# PROBLEM STATEMENT
Within the listing below, locate all lines containing the word "such". Copy each one.

━━ DATA TO PROCESS

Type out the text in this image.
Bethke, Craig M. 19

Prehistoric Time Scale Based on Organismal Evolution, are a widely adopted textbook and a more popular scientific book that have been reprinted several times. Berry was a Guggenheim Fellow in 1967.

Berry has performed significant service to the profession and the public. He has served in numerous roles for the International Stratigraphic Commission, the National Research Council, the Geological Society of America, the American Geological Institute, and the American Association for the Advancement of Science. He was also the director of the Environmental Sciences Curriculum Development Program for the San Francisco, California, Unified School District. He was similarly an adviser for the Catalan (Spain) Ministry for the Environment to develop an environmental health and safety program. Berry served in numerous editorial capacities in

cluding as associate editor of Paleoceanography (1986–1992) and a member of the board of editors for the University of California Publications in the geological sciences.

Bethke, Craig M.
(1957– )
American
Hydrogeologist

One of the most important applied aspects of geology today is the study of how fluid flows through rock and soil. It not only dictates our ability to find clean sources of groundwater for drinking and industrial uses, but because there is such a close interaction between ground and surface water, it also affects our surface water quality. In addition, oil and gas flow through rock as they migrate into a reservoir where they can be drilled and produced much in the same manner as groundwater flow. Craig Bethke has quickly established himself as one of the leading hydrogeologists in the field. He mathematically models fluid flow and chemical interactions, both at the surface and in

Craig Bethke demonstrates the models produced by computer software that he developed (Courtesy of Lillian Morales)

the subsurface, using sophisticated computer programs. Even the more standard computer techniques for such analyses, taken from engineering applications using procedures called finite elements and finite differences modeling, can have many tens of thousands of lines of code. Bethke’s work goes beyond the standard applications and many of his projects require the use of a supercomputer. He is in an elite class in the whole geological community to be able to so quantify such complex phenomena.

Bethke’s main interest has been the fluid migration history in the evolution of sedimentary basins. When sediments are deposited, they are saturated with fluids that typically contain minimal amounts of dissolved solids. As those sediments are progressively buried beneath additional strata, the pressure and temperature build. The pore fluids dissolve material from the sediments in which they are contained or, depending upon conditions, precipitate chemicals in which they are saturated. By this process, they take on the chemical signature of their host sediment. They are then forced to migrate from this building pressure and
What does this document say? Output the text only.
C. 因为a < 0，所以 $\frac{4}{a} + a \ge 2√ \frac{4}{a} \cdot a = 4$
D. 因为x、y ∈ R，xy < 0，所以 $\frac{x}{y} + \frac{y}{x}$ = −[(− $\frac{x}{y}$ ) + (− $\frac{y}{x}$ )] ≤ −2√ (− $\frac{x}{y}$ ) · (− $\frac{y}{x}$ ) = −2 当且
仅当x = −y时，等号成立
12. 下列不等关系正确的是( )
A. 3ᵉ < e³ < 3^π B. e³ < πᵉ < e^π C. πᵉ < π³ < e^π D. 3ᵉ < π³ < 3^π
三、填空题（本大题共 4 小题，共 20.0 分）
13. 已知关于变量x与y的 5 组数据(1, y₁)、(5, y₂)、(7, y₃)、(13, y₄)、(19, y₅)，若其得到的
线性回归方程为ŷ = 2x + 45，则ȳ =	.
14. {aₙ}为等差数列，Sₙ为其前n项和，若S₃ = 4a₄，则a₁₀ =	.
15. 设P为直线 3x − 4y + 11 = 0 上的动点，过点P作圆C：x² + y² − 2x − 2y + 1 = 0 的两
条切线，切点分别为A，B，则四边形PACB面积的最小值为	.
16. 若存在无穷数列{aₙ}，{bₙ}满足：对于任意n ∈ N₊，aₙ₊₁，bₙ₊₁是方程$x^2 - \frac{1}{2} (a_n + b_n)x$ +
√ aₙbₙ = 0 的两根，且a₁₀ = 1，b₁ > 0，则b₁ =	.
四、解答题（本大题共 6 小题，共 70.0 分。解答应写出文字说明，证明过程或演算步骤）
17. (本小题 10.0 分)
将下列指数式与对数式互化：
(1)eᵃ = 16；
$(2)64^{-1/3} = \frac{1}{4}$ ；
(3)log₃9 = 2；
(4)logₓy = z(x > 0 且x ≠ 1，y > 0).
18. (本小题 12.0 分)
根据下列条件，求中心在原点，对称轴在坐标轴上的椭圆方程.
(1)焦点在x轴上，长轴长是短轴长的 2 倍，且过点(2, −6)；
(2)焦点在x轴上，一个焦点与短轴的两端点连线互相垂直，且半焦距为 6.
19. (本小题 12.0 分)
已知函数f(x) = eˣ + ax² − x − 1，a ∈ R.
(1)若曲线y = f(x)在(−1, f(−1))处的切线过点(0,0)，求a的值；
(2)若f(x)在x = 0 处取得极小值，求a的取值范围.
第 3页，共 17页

━━━━

# TASK OUTPUT
One of the most important applied aspects of geology today is the study of how fluid flows through rock and soil. It not only dictates our ability to find clean sources of groundwater for drinking and industrial uses, but because there is such a close interaction between ground and surface water, it also affects our surface water quality. In addition, oil and gas flow through rock as they migrate into a reservoir where they can be drilled and produced much in the same manner as groundwater flow. Craig Bethke has quickly established himself as one of the leading hydrogeologists in the field. He mathematically models fluid flow and chemical interactions, both at the surface and in
the subsurface, using sophisticated computer programs. Even the more standard computer techniques for such analyses, taken from engineering applications using procedures called finite elements and finite differences modeling, can have many tens of thousands of lines of code. Bethke’s work goes beyond the standard applications and many of his projects require the use of a supercomputer. He is in an elite class in the whole geological community to be able to so quantify such complex phenomena.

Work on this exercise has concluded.